Begin Supplied material

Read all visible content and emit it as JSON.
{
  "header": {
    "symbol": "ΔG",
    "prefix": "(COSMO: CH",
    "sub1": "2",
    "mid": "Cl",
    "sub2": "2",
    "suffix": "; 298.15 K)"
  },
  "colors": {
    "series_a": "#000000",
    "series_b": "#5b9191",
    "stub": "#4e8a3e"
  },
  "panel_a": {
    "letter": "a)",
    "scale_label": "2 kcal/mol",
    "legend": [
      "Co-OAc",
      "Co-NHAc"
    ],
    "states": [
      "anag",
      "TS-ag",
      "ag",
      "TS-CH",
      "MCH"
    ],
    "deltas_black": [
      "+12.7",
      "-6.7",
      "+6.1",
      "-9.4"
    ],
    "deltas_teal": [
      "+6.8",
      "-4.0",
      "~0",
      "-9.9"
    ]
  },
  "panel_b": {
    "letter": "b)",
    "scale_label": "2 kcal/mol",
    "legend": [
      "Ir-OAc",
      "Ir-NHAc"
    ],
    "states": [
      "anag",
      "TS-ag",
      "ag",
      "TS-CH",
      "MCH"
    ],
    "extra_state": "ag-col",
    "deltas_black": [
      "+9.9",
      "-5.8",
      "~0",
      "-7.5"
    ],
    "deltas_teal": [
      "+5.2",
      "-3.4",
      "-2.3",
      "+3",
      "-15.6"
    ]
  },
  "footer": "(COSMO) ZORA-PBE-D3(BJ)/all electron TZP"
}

End Supplied material

Exercise instructions
Search the entries for "COSMO" and copy out each line that has it.

Solution for this task
    "prefix": "(COSMO: CH",
  "footer": "(COSMO) ZORA-PBE-D3(BJ)/all electron TZP"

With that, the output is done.